▶ [The problem]
Restate the entries below verbatim.

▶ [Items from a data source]
—————

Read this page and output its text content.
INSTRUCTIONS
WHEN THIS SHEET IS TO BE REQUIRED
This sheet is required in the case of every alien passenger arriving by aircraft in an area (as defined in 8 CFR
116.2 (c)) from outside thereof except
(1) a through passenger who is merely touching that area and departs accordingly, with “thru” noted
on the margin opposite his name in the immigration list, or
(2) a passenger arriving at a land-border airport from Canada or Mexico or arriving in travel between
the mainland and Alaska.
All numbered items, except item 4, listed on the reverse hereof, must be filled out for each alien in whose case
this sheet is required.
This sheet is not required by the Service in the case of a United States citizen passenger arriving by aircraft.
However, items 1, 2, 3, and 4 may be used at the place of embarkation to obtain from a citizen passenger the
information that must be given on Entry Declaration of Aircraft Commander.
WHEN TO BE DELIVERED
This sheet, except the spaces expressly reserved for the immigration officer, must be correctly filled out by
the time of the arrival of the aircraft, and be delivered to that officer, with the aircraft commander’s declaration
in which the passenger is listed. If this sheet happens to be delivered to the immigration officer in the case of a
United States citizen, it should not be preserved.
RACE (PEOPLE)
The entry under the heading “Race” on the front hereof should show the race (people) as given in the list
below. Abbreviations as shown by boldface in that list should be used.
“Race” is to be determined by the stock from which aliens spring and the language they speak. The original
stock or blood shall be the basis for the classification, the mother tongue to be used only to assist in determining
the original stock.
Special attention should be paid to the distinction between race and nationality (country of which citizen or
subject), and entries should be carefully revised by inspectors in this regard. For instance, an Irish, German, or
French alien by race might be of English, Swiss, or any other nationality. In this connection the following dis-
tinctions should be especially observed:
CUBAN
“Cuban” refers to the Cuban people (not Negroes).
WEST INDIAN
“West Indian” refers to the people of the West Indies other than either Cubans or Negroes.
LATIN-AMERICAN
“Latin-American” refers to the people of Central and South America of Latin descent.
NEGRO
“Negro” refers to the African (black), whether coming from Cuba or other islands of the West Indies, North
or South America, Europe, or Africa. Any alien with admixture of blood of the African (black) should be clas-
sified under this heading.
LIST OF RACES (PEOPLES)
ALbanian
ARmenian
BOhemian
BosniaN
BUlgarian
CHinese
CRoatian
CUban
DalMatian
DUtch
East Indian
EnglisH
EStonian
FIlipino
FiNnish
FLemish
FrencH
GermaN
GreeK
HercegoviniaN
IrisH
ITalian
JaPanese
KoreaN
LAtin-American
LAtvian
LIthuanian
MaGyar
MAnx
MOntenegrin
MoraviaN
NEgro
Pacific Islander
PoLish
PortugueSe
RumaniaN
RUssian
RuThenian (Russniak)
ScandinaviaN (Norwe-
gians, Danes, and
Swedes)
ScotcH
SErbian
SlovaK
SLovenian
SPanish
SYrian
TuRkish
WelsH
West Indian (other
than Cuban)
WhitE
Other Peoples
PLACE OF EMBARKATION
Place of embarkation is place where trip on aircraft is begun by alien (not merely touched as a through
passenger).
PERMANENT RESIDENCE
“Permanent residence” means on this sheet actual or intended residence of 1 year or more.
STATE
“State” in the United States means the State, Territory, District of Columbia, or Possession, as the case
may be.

—————

▶ [Result of this task]
Read this page and output its text content.
INSTRUCTIONS
WHEN THIS SHEET IS TO BE REQUIRED
This sheet is required in the case of every alien passenger arriving by aircraft in an area (as defined in 8 CFR
116.2 (c)) from outside thereof except
(1) a through passenger who is merely touching that area and departs accordingly, with “thru” noted
on the margin opposite his name in the immigration list, or
(2) a passenger arriving at a land-border airport from Canada or Mexico or arriving in travel between
the mainland and Alaska.
All numbered items, except item 4, listed on the reverse hereof, must be filled out for each alien in whose case
this sheet is required.
This sheet is not required by the Service in the case of a United States citizen passenger arriving by aircraft.
However, items 1, 2, 3, and 4 may be used at the place of embarkation to obtain from a citizen passenger the
information that must be given on Entry Declaration of Aircraft Commander.
WHEN TO BE DELIVERED
This sheet, except the spaces expressly reserved for the immigration officer, must be correctly filled out by
the time of the arrival of the aircraft, and be delivered to that officer, with the aircraft commander’s declaration
in which the passenger is listed. If this sheet happens to be delivered to the immigration officer in the case of a
United States citizen, it should not be preserved.
RACE (PEOPLE)
The entry under the heading “Race” on the front hereof should show the race (people) as given in the list
below. Abbreviations as shown by boldface in that list should be used.
“Race” is to be determined by the stock from which aliens spring and the language they speak. The original
stock or blood shall be the basis for the classification, the mother tongue to be used only to assist in determining
the original stock.
Special attention should be paid to the distinction between race and nationality (country of which citizen or
subject), and entries should be carefully revised by inspectors in this regard. For instance, an Irish, German, or
French alien by race might be of English, Swiss, or any other nationality. In this connection the following dis-
tinctions should be especially observed:
CUBAN
“Cuban” refers to the Cuban people (not Negroes).
WEST INDIAN
“West Indian” refers to the people of the West Indies other than either Cubans or Negroes.
LATIN-AMERICAN
“Latin-American” refers to the people of Central and South America of Latin descent.
NEGRO
“Negro” refers to the African (black), whether coming from Cuba or other islands of the West Indies, North
or South America, Europe, or Africa. Any alien with admixture of blood of the African (black) should be clas-
sified under this heading.
LIST OF RACES (PEOPLES)
ALbanian
ARmenian
BOhemian
BosniaN
BUlgarian
CHinese
CRoatian
CUban
DalMatian
DUtch
East Indian
EnglisH
EStonian
FIlipino
FiNnish
FLemish
FrencH
GermaN
GreeK
HercegoviniaN
IrisH
ITalian
JaPanese
KoreaN
LAtin-American
LAtvian
LIthuanian
MaGyar
MAnx
MOntenegrin
MoraviaN
NEgro
Pacific Islander
PoLish
PortugueSe
RumaniaN
RUssian
RuThenian (Russniak)
ScandinaviaN (Norwe-
gians, Danes, and
Swedes)
ScotcH
SErbian
SlovaK
SLovenian
SPanish
SYrian
TuRkish
WelsH
West Indian (other
than Cuban)
WhitE
Other Peoples
PLACE OF EMBARKATION
Place of embarkation is place where trip on aircraft is begun by alien (not merely touched as a through
passenger).
PERMANENT RESIDENCE
“Permanent residence” means on this sheet actual or intended residence of 1 year or more.
STATE
“State” in the United States means the State, Territory, District of Columbia, or Possession, as the case
may be.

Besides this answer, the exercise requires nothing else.